Exercise instructions - Gather all lines with the word "text" in them.

== Data extract ==

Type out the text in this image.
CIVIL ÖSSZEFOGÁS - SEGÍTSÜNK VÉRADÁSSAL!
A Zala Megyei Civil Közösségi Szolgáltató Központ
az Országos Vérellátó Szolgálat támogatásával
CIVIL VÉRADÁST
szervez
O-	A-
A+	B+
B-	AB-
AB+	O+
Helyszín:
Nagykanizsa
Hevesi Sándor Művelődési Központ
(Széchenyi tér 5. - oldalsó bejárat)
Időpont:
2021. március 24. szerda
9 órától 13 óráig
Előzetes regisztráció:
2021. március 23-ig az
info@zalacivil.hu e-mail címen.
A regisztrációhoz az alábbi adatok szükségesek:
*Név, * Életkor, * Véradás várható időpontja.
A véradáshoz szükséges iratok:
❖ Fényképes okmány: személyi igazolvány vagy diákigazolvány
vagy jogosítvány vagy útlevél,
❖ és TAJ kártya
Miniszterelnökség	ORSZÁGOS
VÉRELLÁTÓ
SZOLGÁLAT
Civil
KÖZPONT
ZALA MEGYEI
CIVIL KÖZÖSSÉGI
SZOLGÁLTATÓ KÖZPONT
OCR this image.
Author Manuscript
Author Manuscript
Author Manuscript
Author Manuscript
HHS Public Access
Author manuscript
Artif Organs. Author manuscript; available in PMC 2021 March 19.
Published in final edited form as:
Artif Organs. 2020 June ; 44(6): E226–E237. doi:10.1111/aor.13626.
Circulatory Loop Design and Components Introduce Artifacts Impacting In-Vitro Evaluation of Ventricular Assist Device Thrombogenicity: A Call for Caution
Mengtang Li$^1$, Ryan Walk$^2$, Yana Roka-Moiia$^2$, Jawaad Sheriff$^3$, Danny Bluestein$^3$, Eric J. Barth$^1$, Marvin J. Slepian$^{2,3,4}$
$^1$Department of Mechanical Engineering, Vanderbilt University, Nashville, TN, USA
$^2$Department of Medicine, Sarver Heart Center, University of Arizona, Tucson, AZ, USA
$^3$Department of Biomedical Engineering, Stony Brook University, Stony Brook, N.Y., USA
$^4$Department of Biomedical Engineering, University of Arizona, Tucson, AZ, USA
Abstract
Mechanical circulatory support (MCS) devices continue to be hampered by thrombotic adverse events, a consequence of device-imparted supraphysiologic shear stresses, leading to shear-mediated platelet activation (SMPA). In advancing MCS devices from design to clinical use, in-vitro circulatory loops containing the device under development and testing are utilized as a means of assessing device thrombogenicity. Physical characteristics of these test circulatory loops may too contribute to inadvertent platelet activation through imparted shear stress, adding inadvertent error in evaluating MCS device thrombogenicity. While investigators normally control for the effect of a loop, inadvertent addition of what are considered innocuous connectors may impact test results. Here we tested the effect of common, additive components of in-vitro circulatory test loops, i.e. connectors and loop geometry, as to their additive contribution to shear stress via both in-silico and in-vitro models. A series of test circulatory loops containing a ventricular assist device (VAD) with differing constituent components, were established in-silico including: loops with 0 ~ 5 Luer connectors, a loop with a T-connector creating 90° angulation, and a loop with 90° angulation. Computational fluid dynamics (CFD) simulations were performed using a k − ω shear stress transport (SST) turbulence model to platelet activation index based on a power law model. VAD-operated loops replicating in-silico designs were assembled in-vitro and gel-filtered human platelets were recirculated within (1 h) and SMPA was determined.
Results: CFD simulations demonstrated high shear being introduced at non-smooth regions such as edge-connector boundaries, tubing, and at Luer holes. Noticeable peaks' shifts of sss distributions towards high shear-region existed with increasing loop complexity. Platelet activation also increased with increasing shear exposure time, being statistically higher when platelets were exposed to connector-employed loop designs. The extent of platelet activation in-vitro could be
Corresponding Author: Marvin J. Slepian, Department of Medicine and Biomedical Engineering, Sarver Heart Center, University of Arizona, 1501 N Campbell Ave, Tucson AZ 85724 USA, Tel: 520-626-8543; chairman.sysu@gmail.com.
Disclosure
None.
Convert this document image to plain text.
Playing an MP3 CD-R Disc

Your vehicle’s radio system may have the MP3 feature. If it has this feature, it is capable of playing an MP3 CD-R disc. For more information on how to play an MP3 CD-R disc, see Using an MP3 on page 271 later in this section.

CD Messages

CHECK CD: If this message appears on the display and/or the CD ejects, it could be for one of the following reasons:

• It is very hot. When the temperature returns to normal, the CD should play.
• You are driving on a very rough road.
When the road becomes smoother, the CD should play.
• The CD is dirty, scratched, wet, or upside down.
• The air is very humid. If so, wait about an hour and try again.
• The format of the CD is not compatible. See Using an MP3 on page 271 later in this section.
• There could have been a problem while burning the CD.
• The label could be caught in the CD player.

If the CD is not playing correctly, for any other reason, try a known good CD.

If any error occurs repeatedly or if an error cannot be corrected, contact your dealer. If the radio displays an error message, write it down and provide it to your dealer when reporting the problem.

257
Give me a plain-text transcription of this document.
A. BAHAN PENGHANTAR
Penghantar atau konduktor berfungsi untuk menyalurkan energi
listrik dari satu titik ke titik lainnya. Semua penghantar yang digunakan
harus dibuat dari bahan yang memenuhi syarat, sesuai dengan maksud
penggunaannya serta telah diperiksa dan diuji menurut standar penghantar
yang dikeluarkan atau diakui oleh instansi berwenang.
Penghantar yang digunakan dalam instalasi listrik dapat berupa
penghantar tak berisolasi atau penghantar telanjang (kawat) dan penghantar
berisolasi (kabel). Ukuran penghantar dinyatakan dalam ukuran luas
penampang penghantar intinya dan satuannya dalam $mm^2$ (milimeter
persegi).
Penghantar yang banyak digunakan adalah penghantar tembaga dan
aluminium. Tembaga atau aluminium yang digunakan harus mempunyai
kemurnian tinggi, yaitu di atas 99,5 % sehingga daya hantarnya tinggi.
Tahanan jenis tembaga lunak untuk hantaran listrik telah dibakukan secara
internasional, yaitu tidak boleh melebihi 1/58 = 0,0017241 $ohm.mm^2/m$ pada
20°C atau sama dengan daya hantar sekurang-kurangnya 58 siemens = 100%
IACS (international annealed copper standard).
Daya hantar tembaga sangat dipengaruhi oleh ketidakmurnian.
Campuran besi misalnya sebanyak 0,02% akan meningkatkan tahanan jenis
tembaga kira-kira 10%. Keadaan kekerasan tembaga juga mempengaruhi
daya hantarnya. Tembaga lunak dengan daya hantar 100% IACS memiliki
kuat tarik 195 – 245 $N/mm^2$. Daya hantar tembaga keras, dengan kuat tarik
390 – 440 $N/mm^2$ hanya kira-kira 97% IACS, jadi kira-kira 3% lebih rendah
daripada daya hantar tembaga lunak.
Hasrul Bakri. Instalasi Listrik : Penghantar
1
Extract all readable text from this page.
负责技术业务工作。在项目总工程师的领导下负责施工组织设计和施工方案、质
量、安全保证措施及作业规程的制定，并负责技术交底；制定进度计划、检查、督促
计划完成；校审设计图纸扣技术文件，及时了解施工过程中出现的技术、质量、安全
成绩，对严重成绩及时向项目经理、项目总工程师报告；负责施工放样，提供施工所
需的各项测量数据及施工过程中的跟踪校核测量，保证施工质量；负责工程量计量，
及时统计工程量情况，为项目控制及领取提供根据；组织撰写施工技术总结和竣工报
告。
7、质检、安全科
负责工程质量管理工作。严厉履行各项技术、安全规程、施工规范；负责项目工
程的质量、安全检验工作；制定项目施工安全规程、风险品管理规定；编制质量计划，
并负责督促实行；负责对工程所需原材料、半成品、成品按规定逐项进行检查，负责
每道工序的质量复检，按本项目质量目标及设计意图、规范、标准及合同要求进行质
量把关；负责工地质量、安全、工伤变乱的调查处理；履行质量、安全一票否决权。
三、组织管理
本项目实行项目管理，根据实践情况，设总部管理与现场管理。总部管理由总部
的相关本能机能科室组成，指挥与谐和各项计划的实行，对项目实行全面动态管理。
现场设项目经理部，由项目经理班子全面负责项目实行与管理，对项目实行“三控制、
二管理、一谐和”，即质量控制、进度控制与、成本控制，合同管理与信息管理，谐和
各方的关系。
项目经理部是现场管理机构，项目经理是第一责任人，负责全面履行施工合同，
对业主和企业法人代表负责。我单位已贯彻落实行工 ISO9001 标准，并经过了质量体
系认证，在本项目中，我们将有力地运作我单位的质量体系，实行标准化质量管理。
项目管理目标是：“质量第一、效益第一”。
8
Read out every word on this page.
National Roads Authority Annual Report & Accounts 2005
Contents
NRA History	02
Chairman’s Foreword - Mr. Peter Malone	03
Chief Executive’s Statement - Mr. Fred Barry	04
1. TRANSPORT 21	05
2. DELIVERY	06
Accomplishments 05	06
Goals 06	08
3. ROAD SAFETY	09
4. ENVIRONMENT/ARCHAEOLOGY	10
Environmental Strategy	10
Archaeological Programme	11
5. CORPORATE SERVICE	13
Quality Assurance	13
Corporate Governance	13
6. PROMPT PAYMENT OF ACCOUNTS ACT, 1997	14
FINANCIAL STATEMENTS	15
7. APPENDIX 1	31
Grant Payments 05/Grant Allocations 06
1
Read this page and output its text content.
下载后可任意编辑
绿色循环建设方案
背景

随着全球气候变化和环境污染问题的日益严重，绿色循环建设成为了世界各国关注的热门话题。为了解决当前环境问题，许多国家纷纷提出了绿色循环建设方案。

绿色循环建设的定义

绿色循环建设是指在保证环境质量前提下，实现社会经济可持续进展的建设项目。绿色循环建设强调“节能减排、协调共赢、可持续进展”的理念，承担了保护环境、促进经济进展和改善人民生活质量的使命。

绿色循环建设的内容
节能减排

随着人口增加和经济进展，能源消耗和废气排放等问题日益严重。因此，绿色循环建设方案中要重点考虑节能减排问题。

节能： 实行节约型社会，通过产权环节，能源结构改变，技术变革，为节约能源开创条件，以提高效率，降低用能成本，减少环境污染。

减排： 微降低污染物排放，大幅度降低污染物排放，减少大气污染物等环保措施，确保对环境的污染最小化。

===

Result below -
Type out the text in this image.
Convert this document image to plain text.
Give me a plain-text transcription of this document.
Extract all readable text from this page.
Read this page and output its text content.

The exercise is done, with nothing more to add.